[Records]
## START

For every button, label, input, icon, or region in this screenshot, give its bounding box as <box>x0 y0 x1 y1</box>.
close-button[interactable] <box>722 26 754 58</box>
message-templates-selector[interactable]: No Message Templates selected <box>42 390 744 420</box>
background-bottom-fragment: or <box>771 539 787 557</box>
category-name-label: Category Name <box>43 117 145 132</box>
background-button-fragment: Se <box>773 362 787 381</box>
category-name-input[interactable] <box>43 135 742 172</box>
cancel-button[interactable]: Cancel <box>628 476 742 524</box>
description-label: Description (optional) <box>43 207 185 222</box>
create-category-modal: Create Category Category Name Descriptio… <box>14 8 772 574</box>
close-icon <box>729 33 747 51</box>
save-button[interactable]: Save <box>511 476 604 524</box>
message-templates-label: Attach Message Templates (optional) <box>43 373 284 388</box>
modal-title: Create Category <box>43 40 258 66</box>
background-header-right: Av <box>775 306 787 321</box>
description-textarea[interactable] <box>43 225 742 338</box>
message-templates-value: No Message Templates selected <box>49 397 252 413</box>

## END

Give back the data word for word, starting at its first line and ending with the line that contains "close-button[interactable] <box>722 26", including both.

_Finished task_
For every button, label, input, icon, or region in this screenshot, give its bounding box as <box>x0 y0 x1 y1</box>.
close-button[interactable] <box>722 26 754 58</box>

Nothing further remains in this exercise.